Put each line of the material into a Markdown table with two columns, Row and Entry. Number the rows in order and leave out any blank lines.

— Begin —

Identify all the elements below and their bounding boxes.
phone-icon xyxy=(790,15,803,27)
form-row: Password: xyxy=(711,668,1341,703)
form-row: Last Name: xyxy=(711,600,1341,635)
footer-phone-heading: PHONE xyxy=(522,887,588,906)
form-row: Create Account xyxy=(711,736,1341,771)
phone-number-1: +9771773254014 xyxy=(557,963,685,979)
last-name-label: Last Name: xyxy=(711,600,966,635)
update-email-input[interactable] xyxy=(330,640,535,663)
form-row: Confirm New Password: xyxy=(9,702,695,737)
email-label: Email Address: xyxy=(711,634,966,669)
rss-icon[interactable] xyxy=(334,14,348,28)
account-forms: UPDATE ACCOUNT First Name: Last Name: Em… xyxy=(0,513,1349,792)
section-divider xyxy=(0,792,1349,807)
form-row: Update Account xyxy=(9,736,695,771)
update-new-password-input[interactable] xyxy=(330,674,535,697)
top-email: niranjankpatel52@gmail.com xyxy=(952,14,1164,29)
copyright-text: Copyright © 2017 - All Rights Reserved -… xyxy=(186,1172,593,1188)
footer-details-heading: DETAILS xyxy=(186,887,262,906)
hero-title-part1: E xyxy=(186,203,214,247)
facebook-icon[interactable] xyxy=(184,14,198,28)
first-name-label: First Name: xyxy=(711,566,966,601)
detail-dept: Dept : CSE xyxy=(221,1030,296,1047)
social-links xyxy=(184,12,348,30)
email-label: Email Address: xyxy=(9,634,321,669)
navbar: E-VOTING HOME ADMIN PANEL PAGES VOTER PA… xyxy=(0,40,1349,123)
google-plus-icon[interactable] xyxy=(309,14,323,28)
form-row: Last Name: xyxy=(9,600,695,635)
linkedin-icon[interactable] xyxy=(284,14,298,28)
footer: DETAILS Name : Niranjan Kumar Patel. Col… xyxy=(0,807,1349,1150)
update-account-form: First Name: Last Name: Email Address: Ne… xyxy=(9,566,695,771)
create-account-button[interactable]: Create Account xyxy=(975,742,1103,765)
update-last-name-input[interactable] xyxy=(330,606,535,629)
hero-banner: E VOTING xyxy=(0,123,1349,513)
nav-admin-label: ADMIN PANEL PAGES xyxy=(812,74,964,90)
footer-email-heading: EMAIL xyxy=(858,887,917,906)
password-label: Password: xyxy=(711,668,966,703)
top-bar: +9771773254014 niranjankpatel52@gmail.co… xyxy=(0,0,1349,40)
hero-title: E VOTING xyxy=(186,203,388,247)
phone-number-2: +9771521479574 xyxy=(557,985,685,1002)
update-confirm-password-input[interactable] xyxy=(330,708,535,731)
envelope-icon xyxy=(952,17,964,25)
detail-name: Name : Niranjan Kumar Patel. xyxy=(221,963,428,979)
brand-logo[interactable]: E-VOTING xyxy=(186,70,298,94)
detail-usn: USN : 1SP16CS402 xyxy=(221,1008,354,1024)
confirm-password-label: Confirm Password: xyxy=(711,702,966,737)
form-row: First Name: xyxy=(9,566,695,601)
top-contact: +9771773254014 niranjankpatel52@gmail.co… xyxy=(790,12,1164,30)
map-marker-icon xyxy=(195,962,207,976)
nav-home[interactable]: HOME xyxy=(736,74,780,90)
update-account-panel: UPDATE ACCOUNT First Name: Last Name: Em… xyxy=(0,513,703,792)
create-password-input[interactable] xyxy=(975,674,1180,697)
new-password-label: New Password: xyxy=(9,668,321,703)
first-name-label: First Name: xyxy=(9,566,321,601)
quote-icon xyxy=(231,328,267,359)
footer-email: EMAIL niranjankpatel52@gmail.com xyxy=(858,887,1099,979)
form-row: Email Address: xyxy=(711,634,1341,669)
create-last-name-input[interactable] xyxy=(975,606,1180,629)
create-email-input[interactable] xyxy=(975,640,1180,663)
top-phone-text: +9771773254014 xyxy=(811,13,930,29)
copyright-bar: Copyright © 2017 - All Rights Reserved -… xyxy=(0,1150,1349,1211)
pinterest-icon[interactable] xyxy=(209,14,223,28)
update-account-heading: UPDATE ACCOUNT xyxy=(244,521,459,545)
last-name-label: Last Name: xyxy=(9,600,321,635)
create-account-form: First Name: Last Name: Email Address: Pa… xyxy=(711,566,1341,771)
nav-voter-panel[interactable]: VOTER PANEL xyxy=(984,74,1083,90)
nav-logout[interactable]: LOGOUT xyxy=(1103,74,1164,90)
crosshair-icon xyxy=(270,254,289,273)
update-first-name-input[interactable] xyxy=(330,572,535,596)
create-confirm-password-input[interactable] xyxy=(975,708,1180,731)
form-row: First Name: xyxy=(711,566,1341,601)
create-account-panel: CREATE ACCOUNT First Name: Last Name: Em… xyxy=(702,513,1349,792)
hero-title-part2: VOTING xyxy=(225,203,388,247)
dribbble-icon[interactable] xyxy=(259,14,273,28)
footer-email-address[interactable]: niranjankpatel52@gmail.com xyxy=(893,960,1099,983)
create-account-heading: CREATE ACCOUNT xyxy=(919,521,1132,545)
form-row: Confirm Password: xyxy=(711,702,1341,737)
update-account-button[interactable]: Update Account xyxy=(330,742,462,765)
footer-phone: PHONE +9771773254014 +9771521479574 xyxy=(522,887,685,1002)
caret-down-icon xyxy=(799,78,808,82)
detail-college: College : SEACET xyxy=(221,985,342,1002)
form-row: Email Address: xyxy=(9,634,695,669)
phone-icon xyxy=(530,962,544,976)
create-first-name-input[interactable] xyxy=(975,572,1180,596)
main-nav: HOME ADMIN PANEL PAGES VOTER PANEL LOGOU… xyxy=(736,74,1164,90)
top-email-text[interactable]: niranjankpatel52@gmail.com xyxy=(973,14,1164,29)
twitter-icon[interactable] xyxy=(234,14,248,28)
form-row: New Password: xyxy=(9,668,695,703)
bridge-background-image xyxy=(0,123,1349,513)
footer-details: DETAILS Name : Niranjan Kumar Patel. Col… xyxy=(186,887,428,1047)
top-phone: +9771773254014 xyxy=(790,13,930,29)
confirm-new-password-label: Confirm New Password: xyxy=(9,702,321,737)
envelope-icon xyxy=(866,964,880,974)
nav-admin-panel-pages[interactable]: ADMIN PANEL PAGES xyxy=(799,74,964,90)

— End —

• **Written reply**:
| Row | Entry |
|---|---|
| 1 | Identify all the elements below and their bounding boxes. |
| 2 | phone-icon xyxy=(790,15,803,27) |
| 3 | form-row: Password: xyxy=(711,668,1341,703) |
| 4 | form-row: Last Name: xyxy=(711,600,1341,635) |
| 5 | footer-phone-heading: PHONE xyxy=(522,887,588,906) |
| 6 | form-row: Create Account xyxy=(711,736,1341,771) |
| 7 | phone-number-1: +9771773254014 xyxy=(557,963,685,979) |
| 8 | last-name-label: Last Name: xyxy=(711,600,966,635) |
| 9 | update-email-input[interactable] xyxy=(330,640,535,663) |
| 10 | form-row: Confirm New Password: xyxy=(9,702,695,737) |
| 11 | email-label: Email Address: xyxy=(711,634,966,669) |
| 12 | rss-icon[interactable] xyxy=(334,14,348,28) |
| 13 | account-forms: UPDATE ACCOUNT First Name: Last Name: Em… xyxy=(0,513,1349,792) |
| 14 | section-divider xyxy=(0,792,1349,807) |
| 15 | form-row: Update Account xyxy=(9,736,695,771) |
| 16 | update-new-password-input[interactable] xyxy=(330,674,535,697) |
| 17 | top-email: niranjankpatel52@gmail.com xyxy=(952,14,1164,29) |
| 18 | copyright-text: Copyright © 2017 - All Rights Reserved -… xyxy=(186,1172,593,1188) |
| 19 | footer-details-heading: DETAILS xyxy=(186,887,262,906) |
| 20 | hero-title-part1: E xyxy=(186,203,214,247) |
| 21 | facebook-icon[interactable] xyxy=(184,14,198,28) |
| 22 | first-name-label: First Name: xyxy=(711,566,966,601) |
| 23 | detail-dept: Dept : CSE xyxy=(221,1030,296,1047) |
| 24 | social-links xyxy=(184,12,348,30) |
| 25 | email-label: Email Address: xyxy=(9,634,321,669) |
| 26 | navbar: E-VOTING HOME ADMIN PANEL PAGES VOTER PA… xyxy=(0,40,1349,123) |
| 27 | google-plus-icon[interactable] xyxy=(309,14,323,28) |
| 28 | form-row: Last Name: xyxy=(9,600,695,635) |
| 29 | linkedin-icon[interactable] xyxy=(284,14,298,28) |
| 30 | footer: DETAILS Name : Niranjan Kumar Patel. Col… xyxy=(0,807,1349,1150) |
| 31 | update-account-form: First Name: Last Name: Email Address: Ne… xyxy=(9,566,695,771) |
| 32 | create-account-button[interactable]: Create Account xyxy=(975,742,1103,765) |
| 33 | update-last-name-input[interactable] xyxy=(330,606,535,629) |
| 34 | hero-banner: E VOTING xyxy=(0,123,1349,513) |
| 35 | nav-admin-label: ADMIN PANEL PAGES xyxy=(812,74,964,90) |
| 36 | footer-email-heading: EMAIL xyxy=(858,887,917,906) |
| 37 | password-label: Password: xyxy=(711,668,966,703) |
| 38 | top-bar: +9771773254014 niranjankpatel52@gmail.co… xyxy=(0,0,1349,40) |
| 39 | hero-title: E VOTING xyxy=(186,203,388,247) |
| 40 | phone-number-2: +9771521479574 xyxy=(557,985,685,1002) |
| 41 | update-confirm-password-input[interactable] xyxy=(330,708,535,731) |
| 42 | envelope-icon xyxy=(952,17,964,25) |
| 43 | detail-name: Name : Niranjan Kumar Patel. xyxy=(221,963,428,979) |
| 44 | brand-logo[interactable]: E-VOTING xyxy=(186,70,298,94) |
| 45 | detail-usn: USN : 1SP16CS402 xyxy=(221,1008,354,1024) |
| 46 | confirm-password-label: Confirm Password: xyxy=(711,702,966,737) |
| 47 | form-row: First Name: xyxy=(9,566,695,601) |
| 48 | top-contact: +9771773254014 niranjankpatel52@gmail.co… xyxy=(790,12,1164,30) |
| 49 | map-marker-icon xyxy=(195,962,207,976) |
| 50 | nav-home[interactable]: HOME xyxy=(736,74,780,90) |
| 51 | update-account-panel: UPDATE ACCOUNT First Name: Last Name: Em… xyxy=(0,513,703,792) |
| 52 | create-password-input[interactable] xyxy=(975,674,1180,697) |
| 53 | new-password-label: New Password: xyxy=(9,668,321,703) |
| 54 | first-name-label: First Name: xyxy=(9,566,321,601) |
| 55 | quote-icon xyxy=(231,328,267,359) |
| 56 | footer-email: EMAIL niranjankpatel52@gmail.com xyxy=(858,887,1099,979) |
| 57 | form-row: Email Address: xyxy=(711,634,1341,669) |
| 58 | create-last-name-input[interactable] xyxy=(975,606,1180,629) |
| 59 | create-email-input[interactable] xyxy=(975,640,1180,663) |
| 60 | top-phone-text: +9771773254014 xyxy=(811,13,930,29) |
| 61 | copyright-bar: Copyright © 2017 - All Rights Reserved -… xyxy=(0,1150,1349,1211) |
| 62 | pinterest-icon[interactable] xyxy=(209,14,223,28) |
| 63 | update-account-heading: UPDATE ACCOUNT xyxy=(244,521,459,545) |
| 64 | last-name-label: Last Name: xyxy=(9,600,321,635) |
| 65 | create-account-form: First Name: Last Name: Email Address: Pa… xyxy=(711,566,1341,771) |
| 66 | nav-voter-panel[interactable]: VOTER PANEL xyxy=(984,74,1083,90) |
| 67 | nav-logout[interactable]: LOGOUT xyxy=(1103,74,1164,90) |
| 68 | crosshair-icon xyxy=(270,254,289,273) |
| 69 | update-first-name-input[interactable] xyxy=(330,572,535,596) |
| 70 | create-confirm-password-input[interactable] xyxy=(975,708,1180,731) |
| 71 | form-row: First Name: xyxy=(711,566,1341,601) |
| 72 | create-account-panel: CREATE ACCOUNT First Name: Last Name: Em… xyxy=(702,513,1349,792) |
| 73 | hero-title-part2: VOTING xyxy=(225,203,388,247) |
| 74 | dribbble-icon[interactable] xyxy=(259,14,273,28) |
| 75 | footer-email-address[interactable]: niranjankpatel52@gmail.com xyxy=(893,960,1099,983) |
| 76 | create-account-heading: CREATE ACCOUNT xyxy=(919,521,1132,545) |
| 77 | form-row: Confirm Password: xyxy=(711,702,1341,737) |
| 78 | update-account-button[interactable]: Update Account xyxy=(330,742,462,765) |
| 79 | footer-phone: PHONE +9771773254014 +9771521479574 xyxy=(522,887,685,1002) |
| 80 | caret-down-icon xyxy=(799,78,808,82) |
| 81 | detail-college: College : SEACET xyxy=(221,985,342,1002) |
| 82 | form-row: Email Address: xyxy=(9,634,695,669) |
| 83 | phone-icon xyxy=(530,962,544,976) |
| 84 | create-first-name-input[interactable] xyxy=(975,572,1180,596) |
| 85 | main-nav: HOME ADMIN PANEL PAGES VOTER PANEL LOGOU… xyxy=(736,74,1164,90) |
| 86 | top-email-text[interactable]: niranjankpatel52@gmail.com xyxy=(973,14,1164,29) |
| 87 | twitter-icon[interactable] xyxy=(234,14,248,28) |
| 88 | form-row: New Password: xyxy=(9,668,695,703) |
| 89 | bridge-background-image xyxy=(0,123,1349,513) |
| 90 | footer-details: DETAILS Name : Niranjan Kumar Patel. Col… xyxy=(186,887,428,1047) |
| 91 | top-phone: +9771773254014 xyxy=(790,13,930,29) |
| 92 | confirm-new-password-label: Confirm New Password: xyxy=(9,702,321,737) |
| 93 | envelope-icon xyxy=(866,964,880,974) |
| 94 | nav-admin-panel-pages[interactable]: ADMIN PANEL PAGES xyxy=(799,74,964,90) |